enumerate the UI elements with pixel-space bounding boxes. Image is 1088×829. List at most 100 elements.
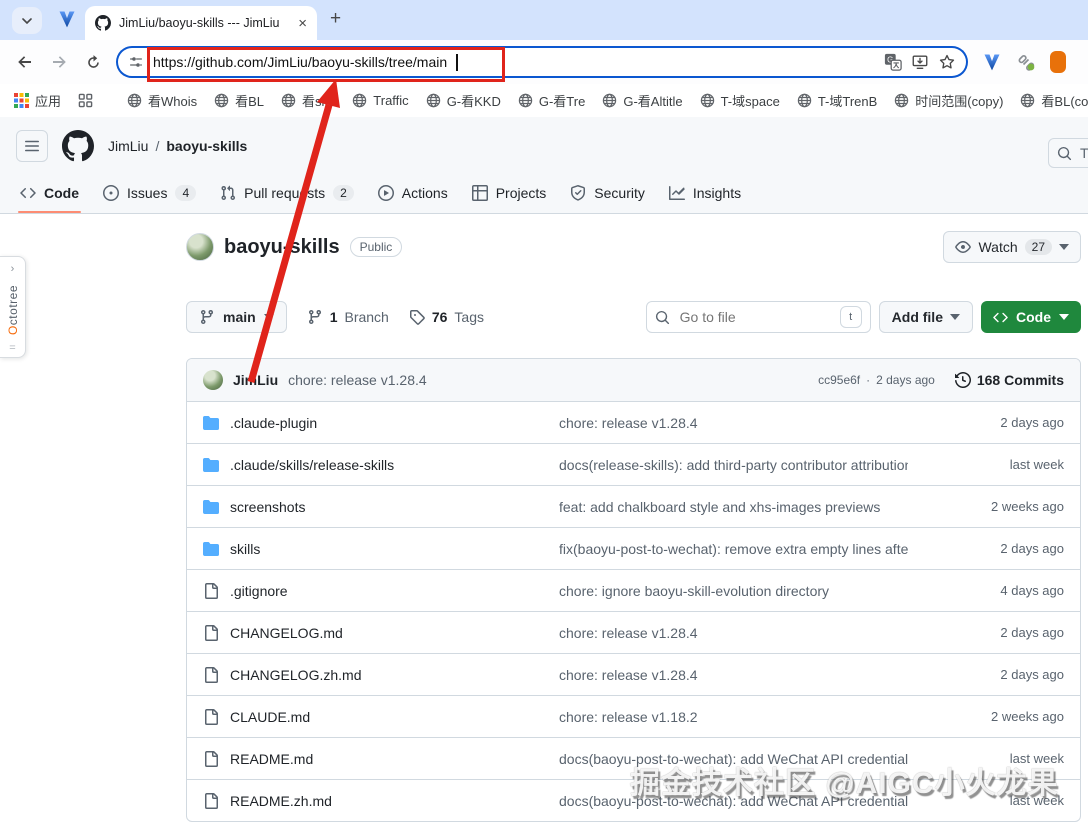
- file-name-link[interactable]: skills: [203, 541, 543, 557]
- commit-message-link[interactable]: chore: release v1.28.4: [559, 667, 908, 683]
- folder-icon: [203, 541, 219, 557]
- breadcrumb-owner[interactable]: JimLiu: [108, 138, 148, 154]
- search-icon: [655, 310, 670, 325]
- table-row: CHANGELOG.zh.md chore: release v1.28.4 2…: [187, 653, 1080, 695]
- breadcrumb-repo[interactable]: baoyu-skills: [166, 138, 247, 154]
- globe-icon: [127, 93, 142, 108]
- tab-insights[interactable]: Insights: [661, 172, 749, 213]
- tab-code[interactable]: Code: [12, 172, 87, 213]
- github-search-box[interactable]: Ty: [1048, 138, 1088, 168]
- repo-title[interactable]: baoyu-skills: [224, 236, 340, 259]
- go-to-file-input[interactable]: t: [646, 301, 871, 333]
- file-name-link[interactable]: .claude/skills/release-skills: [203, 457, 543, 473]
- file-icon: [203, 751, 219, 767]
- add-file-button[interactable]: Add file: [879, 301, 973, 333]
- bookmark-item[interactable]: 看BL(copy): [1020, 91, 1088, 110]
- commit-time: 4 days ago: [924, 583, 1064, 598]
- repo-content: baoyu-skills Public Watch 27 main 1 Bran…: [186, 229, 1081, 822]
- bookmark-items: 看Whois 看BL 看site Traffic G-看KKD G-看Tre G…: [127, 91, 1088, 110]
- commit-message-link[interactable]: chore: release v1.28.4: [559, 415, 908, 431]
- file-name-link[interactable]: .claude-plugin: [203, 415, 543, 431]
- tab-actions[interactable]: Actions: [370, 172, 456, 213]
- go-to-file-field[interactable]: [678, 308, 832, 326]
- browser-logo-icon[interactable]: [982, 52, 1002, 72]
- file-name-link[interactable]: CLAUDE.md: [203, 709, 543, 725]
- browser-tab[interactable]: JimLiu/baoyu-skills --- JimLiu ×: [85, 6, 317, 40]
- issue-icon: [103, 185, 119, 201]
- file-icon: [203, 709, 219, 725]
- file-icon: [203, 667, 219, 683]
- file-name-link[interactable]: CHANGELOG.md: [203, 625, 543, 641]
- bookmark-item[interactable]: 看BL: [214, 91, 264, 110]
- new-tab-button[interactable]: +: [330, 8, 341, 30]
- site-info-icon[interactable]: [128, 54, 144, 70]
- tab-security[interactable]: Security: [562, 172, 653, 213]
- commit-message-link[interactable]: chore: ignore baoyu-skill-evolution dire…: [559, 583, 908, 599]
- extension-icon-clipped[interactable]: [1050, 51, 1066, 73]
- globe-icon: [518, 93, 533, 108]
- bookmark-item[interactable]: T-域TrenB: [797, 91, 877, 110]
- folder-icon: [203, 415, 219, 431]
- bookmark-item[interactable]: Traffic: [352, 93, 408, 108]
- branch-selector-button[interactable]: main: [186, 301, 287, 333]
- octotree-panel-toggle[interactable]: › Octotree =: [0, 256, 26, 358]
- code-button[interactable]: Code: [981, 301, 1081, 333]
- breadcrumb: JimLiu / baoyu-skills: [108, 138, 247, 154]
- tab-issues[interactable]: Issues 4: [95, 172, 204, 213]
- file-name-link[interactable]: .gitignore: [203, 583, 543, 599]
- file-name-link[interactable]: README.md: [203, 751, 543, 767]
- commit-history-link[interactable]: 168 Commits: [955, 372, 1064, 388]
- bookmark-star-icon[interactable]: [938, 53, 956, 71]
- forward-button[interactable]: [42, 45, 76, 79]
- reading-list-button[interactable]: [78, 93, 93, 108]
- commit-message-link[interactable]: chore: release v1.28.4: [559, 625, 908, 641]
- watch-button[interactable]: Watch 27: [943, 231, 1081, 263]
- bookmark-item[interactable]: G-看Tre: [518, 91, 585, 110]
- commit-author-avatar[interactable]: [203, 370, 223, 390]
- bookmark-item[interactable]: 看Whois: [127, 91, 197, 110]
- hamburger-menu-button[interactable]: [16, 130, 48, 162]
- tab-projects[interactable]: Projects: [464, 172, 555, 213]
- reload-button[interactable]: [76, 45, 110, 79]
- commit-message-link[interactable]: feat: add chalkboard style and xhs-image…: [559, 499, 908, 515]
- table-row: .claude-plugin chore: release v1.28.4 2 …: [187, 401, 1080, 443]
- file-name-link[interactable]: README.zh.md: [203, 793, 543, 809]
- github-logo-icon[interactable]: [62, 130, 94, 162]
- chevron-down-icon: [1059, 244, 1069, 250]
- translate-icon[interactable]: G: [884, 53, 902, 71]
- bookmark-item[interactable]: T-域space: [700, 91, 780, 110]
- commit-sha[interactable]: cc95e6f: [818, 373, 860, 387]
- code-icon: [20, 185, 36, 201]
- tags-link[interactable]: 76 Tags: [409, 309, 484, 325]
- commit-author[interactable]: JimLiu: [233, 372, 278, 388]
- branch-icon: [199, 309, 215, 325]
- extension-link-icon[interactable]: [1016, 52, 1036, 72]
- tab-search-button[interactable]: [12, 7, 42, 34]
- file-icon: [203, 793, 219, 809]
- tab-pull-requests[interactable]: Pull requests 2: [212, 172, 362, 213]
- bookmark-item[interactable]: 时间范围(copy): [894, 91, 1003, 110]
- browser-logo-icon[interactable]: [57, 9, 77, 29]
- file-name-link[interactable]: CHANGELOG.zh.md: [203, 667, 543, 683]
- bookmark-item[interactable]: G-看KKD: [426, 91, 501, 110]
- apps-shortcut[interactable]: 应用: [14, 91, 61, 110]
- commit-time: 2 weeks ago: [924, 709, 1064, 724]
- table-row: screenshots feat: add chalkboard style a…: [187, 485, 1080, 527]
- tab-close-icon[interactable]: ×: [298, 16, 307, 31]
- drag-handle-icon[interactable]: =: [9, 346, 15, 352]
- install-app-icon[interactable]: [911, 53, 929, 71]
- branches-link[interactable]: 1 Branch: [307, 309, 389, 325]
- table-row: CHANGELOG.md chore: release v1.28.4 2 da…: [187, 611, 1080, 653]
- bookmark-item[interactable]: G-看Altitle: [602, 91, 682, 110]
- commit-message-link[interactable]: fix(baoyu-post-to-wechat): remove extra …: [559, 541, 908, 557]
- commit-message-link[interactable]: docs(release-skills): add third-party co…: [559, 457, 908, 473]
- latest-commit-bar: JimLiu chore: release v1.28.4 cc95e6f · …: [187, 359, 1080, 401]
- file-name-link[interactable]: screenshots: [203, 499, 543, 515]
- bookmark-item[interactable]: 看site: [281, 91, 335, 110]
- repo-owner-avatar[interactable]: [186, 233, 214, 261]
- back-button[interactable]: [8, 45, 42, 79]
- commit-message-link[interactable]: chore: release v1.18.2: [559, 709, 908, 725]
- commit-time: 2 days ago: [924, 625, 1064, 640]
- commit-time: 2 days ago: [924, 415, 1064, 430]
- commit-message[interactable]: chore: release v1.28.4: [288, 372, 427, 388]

───

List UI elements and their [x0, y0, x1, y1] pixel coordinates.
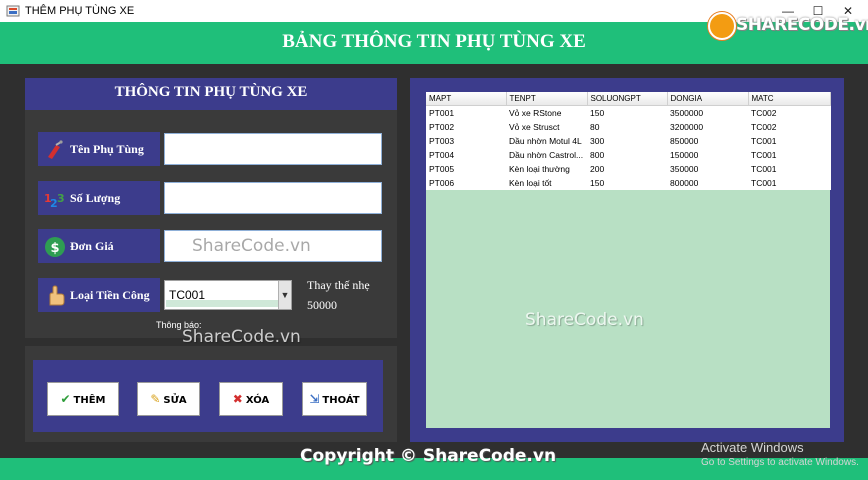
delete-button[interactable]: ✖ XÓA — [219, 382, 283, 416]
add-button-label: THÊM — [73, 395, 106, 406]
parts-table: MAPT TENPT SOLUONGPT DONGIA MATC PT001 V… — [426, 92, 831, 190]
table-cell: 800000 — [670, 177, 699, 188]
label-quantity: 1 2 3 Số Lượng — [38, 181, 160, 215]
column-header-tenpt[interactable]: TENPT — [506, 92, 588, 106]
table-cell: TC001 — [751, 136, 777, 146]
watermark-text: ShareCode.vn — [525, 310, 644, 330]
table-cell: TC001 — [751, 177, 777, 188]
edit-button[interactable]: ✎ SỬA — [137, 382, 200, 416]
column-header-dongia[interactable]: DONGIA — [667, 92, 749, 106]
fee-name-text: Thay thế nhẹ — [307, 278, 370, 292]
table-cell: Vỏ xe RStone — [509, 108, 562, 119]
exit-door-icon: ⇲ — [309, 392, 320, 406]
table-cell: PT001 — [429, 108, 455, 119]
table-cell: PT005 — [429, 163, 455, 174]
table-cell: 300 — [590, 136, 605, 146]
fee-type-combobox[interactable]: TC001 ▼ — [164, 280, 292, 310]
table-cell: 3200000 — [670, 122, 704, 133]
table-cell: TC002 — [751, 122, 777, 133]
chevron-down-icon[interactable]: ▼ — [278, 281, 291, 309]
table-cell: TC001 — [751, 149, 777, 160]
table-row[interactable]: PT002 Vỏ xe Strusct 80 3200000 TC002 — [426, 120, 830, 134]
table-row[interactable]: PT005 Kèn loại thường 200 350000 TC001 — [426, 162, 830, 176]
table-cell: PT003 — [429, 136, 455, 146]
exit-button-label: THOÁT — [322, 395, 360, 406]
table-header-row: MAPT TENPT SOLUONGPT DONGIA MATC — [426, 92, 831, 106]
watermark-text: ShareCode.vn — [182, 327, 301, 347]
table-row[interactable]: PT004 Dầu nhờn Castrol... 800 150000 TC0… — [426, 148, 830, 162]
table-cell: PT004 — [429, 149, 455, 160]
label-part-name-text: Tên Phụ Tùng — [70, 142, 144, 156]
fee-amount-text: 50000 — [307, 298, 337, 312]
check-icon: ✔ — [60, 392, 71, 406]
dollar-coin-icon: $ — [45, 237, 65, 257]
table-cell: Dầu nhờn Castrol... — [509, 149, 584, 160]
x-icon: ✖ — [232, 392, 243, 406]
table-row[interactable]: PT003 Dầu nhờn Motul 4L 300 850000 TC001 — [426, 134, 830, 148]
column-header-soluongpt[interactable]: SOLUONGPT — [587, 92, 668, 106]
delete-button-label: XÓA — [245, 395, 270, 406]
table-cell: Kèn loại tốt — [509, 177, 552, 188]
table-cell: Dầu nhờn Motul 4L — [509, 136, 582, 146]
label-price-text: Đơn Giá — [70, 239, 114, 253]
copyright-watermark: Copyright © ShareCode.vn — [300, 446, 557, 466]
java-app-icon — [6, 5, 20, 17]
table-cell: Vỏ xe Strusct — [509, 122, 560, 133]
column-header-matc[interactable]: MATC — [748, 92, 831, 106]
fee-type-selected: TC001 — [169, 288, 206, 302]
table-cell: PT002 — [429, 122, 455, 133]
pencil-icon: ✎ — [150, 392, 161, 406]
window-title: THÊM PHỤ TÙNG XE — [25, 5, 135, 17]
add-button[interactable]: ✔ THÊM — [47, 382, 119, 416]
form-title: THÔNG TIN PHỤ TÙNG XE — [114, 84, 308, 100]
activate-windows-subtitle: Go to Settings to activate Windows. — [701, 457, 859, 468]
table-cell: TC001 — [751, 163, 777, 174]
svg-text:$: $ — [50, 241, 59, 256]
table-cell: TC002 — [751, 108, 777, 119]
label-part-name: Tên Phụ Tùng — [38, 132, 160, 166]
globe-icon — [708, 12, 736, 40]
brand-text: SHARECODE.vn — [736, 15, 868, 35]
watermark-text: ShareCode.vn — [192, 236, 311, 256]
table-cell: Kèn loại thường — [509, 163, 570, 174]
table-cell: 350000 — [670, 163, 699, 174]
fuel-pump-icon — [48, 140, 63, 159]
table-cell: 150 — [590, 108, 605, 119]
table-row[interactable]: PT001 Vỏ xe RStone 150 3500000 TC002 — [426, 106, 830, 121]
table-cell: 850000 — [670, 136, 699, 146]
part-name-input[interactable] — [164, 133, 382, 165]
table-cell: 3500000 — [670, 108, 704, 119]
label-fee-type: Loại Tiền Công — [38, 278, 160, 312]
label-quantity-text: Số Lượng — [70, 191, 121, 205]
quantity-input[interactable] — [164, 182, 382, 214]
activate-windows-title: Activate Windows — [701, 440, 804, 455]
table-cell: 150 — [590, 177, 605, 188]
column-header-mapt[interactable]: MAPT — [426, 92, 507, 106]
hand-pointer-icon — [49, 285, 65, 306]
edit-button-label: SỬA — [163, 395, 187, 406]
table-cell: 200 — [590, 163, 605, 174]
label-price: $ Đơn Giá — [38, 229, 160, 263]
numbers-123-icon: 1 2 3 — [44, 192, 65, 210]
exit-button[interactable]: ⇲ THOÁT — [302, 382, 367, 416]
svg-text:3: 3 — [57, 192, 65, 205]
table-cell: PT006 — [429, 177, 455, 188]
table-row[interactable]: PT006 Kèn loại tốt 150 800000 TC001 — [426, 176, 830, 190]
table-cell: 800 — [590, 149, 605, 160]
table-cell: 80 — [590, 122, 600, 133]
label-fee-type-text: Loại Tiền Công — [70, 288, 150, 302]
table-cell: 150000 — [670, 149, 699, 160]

───

* **REQUIRED WORK**
Convert the lines from "- file-name-link[interactable]: skills: [203, 541, 543, 557]" through "- github-search-box[interactable]: Ty: [1048, 138, 1088, 168]" into a Markdown table with two columns, Row and Line. Number each row and leave out any blank lines.

* **WORKED ANSWER**
| Row | Line |
|---|---|
| 1 | - file-name-link[interactable]: skills: [203, 541, 543, 557] |
| 2 | - commit-message-link[interactable]: chore: release v1.28.4: [559, 667, 908, 683] |
| 3 | - folder-icon: [203, 541, 219, 557] |
| 4 | - breadcrumb-owner[interactable]: JimLiu: [108, 138, 148, 154] |
| 5 | - search-icon: [655, 310, 670, 325] |
| 6 | - table-row: CHANGELOG.zh.md chore: release v1.28.4 2…: [187, 653, 1080, 695] |
| 7 | - breadcrumb-repo[interactable]: baoyu-skills: [166, 138, 247, 154] |
| 8 | - globe-icon: [127, 93, 142, 108] |
| 9 | - tab-insights[interactable]: Insights: [661, 172, 749, 213] |
| 10 | - tab-code[interactable]: Code: [12, 172, 87, 213] |
| 11 | - github-search-box[interactable]: Ty: [1048, 138, 1088, 168] |